▶ Brief:
Give every line from the entries that contains "Δυτικής".

▶ Exercise material:
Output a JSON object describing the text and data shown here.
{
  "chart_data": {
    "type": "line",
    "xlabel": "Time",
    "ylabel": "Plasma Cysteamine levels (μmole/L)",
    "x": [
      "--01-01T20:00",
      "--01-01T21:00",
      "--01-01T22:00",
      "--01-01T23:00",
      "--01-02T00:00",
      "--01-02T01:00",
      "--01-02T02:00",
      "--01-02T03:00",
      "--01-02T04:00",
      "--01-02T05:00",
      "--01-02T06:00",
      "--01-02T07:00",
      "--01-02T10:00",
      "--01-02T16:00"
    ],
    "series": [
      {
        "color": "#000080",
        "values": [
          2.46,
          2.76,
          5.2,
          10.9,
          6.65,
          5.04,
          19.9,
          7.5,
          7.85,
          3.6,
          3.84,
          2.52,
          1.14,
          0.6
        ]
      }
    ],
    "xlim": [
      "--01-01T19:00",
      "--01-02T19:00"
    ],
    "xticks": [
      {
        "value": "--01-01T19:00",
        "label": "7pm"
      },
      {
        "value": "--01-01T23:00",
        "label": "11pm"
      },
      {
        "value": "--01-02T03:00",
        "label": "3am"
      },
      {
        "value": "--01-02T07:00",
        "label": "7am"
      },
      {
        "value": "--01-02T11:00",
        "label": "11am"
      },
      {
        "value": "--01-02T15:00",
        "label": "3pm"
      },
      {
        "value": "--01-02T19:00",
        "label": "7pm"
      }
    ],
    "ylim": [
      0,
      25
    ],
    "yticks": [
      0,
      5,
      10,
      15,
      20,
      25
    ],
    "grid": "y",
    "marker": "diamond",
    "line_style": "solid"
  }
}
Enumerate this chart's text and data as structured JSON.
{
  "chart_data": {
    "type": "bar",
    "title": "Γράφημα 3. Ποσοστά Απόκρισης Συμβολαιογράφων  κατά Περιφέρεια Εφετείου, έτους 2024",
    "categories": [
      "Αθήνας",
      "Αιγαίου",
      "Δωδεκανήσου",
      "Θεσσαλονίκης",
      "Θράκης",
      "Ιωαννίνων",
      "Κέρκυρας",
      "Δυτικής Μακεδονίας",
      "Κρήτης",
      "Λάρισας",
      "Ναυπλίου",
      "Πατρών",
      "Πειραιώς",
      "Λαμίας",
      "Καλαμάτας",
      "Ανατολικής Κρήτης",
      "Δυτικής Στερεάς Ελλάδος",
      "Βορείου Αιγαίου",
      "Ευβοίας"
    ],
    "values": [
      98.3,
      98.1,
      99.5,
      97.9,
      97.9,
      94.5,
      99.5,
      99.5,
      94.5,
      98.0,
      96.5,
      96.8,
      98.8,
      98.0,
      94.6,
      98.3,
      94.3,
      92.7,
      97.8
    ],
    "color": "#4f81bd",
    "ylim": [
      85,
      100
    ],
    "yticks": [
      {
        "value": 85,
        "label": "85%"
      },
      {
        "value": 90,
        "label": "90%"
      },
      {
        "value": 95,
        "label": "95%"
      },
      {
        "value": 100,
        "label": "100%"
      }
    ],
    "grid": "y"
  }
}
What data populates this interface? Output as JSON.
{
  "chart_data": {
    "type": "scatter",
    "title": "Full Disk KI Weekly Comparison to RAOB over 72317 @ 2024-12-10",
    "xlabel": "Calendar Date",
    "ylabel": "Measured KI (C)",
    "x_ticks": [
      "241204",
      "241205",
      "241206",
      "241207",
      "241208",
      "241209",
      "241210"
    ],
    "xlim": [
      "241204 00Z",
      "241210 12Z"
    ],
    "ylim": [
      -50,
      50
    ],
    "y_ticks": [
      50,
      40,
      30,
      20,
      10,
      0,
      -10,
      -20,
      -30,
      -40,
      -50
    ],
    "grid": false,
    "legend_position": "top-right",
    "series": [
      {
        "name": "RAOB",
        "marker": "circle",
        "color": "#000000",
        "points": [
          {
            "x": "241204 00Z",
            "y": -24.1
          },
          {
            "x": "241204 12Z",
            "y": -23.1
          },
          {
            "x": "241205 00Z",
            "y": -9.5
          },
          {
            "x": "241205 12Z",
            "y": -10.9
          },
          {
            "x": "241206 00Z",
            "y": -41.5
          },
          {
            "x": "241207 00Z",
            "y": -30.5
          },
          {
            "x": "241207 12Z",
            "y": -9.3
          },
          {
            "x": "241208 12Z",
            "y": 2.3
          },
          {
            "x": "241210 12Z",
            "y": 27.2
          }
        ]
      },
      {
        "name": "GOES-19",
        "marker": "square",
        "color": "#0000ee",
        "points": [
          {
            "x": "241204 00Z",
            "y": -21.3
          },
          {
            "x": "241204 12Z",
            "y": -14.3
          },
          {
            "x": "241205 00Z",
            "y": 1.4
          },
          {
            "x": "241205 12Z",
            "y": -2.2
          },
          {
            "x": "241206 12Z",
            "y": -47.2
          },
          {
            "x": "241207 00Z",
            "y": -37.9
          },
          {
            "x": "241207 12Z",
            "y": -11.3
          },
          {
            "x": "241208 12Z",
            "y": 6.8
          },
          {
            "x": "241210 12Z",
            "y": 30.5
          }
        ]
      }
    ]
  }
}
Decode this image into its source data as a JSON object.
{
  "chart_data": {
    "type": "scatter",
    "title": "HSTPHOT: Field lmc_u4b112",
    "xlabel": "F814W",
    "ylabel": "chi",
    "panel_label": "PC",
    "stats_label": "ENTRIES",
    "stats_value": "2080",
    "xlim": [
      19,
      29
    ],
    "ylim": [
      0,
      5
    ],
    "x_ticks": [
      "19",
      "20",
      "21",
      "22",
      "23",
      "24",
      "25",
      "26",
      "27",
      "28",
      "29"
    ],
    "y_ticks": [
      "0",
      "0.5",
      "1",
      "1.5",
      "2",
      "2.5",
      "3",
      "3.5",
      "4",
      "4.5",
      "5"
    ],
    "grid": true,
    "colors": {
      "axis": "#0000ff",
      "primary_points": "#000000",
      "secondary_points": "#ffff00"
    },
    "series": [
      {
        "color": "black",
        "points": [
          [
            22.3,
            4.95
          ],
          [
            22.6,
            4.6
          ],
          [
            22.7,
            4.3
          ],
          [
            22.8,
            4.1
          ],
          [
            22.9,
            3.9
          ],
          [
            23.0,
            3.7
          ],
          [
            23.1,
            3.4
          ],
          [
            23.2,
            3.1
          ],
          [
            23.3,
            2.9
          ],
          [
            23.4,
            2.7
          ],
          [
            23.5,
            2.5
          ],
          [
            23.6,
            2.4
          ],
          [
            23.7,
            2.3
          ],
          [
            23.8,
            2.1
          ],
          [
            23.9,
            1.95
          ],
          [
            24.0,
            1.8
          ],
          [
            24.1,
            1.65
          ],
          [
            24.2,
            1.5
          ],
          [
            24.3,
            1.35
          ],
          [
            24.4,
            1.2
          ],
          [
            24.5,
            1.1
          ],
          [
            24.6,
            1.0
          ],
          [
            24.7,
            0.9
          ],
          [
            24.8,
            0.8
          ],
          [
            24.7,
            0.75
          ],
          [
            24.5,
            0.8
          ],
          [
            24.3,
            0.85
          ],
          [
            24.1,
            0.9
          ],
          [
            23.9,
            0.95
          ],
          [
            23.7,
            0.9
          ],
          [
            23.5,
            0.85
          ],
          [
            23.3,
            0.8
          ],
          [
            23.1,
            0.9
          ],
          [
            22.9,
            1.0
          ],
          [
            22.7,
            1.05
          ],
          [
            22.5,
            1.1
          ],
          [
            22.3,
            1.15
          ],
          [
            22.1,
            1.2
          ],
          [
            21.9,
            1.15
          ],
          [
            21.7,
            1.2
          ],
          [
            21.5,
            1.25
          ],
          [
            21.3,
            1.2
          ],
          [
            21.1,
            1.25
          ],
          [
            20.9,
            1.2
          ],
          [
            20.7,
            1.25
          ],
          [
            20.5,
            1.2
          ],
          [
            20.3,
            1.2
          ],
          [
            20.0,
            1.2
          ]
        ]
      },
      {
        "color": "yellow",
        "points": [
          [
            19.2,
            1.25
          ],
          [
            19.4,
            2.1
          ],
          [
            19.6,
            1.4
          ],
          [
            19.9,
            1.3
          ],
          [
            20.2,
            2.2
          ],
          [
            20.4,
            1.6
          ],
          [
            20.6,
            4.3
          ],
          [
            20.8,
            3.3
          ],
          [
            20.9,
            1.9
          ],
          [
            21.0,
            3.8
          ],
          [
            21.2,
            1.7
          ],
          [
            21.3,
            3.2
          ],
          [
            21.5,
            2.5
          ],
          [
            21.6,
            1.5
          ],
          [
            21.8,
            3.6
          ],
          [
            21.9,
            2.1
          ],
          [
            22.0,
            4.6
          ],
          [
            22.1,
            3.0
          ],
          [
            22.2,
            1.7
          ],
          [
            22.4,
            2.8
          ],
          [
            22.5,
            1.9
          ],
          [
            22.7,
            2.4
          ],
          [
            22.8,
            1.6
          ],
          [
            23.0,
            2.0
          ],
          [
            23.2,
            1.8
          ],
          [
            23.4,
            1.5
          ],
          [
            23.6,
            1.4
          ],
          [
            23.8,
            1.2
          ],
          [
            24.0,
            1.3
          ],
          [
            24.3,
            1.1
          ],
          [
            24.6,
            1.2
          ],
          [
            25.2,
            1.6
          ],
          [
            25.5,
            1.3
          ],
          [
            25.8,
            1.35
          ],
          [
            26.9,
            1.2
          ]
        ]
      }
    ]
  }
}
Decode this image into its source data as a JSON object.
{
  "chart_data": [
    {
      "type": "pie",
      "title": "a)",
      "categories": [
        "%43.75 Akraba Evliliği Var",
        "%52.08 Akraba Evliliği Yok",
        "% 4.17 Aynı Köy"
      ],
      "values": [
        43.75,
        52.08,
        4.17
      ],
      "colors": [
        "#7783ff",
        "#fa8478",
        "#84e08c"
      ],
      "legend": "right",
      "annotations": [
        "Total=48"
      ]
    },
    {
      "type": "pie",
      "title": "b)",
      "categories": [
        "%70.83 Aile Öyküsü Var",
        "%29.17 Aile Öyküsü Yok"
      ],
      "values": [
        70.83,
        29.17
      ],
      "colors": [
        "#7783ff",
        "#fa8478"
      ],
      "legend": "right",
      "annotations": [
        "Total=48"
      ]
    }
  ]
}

▶ Solution to this problem:
      "Δυτικής Μακεδονίας",
      "Δυτικής Στερεάς Ελλάδος",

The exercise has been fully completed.